◆ **Source text**
▬▬▬▬▬▬

By Matt Reid, CEO, US
The on-again, off-again, ever-shifting White House tariff plan continues to roil the global trade and business landscape.
Market volatility, and unpredictability, persists for companies and organizations trying to stay one step ahead. The 90-day freeze on the most onerous tariffs, for all but China, does little to clarify the long-term implications for the supply chain, outlook for the U.S. economy and business planning that still must account for countless unknowns.
Amid this uncertainty, how can leadership teams credibly engage with investors, employees and customers? Much like the outset of the COVID-19 pandemic, when regulations across countries and regions shifted daily, agility remains the core tenet to successful communications in this “wait and see” period. Striking the right balance in acknowledging the reality, without over-communicating long-term potential impact, will ensure flexibility as the operating environment settles.
What follows are recommendations to guide business leaders on how to communicate about global tariffs, particularly through the next 90 days.
Strategies to engage while maintaining credibility
Get to your stakeholders first — and directly. Tell a cohesive story, leaning into your normal channels, but be aware of specific messaging for each audience. The news media are eager for the corporate and industry perspective but prioritize direct stakeholder engagement in the near-term. For customers, product availability, value and price are top-of-mind. Employees need assurance on security, wages and job risk. Investors have bottom-line concerns: Cost exposure and business risk, management of that risk and long-term business outlook.

▬▬▬▬▬▬

◆ **Using the information**
1. According to the text on tariff communications, what three things are top-of-mind for customers?
2. Continue the text on communicating about tariffs, picking up after its final sentence.

(Source records)
▬▬▬▬▬▬

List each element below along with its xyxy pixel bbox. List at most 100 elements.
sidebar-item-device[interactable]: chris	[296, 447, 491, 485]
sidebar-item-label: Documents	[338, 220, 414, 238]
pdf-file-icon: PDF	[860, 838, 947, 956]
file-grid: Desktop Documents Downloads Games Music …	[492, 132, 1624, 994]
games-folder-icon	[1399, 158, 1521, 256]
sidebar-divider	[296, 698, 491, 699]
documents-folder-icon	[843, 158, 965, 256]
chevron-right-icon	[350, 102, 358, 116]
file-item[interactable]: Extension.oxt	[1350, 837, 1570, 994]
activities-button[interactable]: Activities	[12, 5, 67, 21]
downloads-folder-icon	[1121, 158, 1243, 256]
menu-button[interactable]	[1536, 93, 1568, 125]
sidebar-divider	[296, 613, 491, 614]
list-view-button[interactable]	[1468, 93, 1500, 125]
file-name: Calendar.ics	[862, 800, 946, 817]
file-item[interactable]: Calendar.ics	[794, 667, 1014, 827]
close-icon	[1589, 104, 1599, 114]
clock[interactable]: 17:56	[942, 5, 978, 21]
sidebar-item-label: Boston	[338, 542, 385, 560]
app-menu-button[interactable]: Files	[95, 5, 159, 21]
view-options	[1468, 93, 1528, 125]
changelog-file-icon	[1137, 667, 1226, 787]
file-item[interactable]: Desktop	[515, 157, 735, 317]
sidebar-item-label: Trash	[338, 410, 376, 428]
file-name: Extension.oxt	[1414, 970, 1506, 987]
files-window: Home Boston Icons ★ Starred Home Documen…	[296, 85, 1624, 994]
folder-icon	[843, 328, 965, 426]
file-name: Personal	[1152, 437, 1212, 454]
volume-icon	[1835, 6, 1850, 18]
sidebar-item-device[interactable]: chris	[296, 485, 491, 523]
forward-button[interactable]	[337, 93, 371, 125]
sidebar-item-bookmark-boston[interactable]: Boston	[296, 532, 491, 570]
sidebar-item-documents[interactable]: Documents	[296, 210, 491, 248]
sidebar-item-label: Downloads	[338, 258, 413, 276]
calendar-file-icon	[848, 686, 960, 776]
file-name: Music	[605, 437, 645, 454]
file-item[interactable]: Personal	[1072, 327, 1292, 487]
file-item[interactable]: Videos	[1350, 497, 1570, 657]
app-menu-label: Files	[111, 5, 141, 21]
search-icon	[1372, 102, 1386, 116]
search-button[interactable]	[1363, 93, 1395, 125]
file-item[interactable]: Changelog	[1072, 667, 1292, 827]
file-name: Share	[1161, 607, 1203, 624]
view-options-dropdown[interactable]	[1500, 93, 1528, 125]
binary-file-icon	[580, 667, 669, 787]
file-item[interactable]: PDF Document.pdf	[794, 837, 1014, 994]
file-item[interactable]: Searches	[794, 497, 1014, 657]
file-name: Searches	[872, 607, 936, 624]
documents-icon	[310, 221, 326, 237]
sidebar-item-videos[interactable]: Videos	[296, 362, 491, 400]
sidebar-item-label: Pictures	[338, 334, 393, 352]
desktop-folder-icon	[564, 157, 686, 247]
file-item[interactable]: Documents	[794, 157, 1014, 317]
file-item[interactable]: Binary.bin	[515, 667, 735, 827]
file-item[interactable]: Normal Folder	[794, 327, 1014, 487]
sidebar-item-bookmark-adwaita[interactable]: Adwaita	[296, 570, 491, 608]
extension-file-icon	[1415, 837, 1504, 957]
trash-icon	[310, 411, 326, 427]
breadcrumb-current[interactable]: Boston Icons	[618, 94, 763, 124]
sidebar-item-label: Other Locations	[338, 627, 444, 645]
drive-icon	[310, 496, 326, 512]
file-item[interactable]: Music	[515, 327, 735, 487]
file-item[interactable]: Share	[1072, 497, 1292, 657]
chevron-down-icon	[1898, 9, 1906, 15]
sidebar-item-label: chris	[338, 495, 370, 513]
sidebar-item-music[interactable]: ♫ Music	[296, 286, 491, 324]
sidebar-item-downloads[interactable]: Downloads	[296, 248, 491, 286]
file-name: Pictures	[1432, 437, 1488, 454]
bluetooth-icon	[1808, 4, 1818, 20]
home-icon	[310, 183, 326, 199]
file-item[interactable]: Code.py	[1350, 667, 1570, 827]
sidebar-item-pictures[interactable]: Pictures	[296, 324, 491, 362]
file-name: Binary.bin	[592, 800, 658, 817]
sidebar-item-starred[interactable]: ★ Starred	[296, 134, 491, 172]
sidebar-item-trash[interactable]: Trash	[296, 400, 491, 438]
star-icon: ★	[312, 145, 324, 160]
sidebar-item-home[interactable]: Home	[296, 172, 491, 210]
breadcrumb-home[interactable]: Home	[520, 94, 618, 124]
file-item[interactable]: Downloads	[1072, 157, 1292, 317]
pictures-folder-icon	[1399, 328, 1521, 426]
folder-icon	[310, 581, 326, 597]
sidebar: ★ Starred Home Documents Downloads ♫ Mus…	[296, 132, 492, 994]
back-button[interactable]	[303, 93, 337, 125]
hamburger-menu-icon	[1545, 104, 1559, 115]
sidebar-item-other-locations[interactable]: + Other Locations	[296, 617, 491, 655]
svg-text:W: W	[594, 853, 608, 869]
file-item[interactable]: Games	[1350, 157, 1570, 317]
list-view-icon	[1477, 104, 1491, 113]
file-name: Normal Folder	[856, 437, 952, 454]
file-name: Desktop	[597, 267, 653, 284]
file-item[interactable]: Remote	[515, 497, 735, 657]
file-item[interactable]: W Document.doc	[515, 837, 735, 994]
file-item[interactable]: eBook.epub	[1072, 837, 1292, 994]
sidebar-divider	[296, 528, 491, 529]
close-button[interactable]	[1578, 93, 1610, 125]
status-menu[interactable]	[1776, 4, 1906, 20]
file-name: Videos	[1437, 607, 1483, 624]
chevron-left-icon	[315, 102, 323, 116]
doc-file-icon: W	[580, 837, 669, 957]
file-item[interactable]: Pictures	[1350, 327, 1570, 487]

▬▬▬▬▬▬

◆ **Answer section**
1. Product availability, value and price.

2.
Refrain from making public comments on issues that could quickly change in the coming weeks. The surest way to lose the confidence of key audiences is having to correct the record on prior company statements. The situation remains very fluid and so should your messaging. Stay high-level and stick to the facts.
Highlight solutions, underscoring your efforts to mitigate tariff impacts or further supply chain disruptions, such as a long track record of resilience, adapting to evolving conditions and working to diversify sourcing, etc.
Think strategically about frequency, tone and medium. How you engage with stakeholders can matter as much as what you say. If current and anticipated impact is limited, don’t raise the issue frequently or hold a town hall to discuss. Conversely, if the consequences are expected to be significant, relying on reactive talking points or an industry trade association is likely not enough.
If your supply chain is heavily dependent on Chinese production, expect questions about China. The China carve-out for the freeze on tariffs shifts the conflict to a primarily one-on-one battle between two economic superpowers. Be ready to address the implications while avoiding any long-term commitments or plans, as even this battle could turn into a quick skirmish with a negotiated outcome.
Ensure there’s a feedback loop, such as Slack channels, customer feedback from the sales team or the investor relations team relaying questions from investors. Keep track of what other players in your industry are saying about the tariffs and stakeholder reception to their statements.
Stick to talking about your business. Avoid getting sucked into a political debate.
Threading the needle on messaging despite so many unknowns
Though each company’s approach must align with its specific circumstances, below we’ve offered key considerations and essential building blocks to craft clear, consistent messaging.
Assure stakeholders that you are carefully monitoring developments and assessing potential impacts on the business and key stakeholders. While not entirely satisfying, a “watch, listen, and assess” message is vital to conveying the organization is ready to adapt to fast-moving developments.
Speak to what is known and verified in terms of near-term impact on customers, business operations and shareholders, and acknowledge the possibility for rapid change. As needed, emphasize supply chain continuity, availability of product and ability to adapt to changes in global trade.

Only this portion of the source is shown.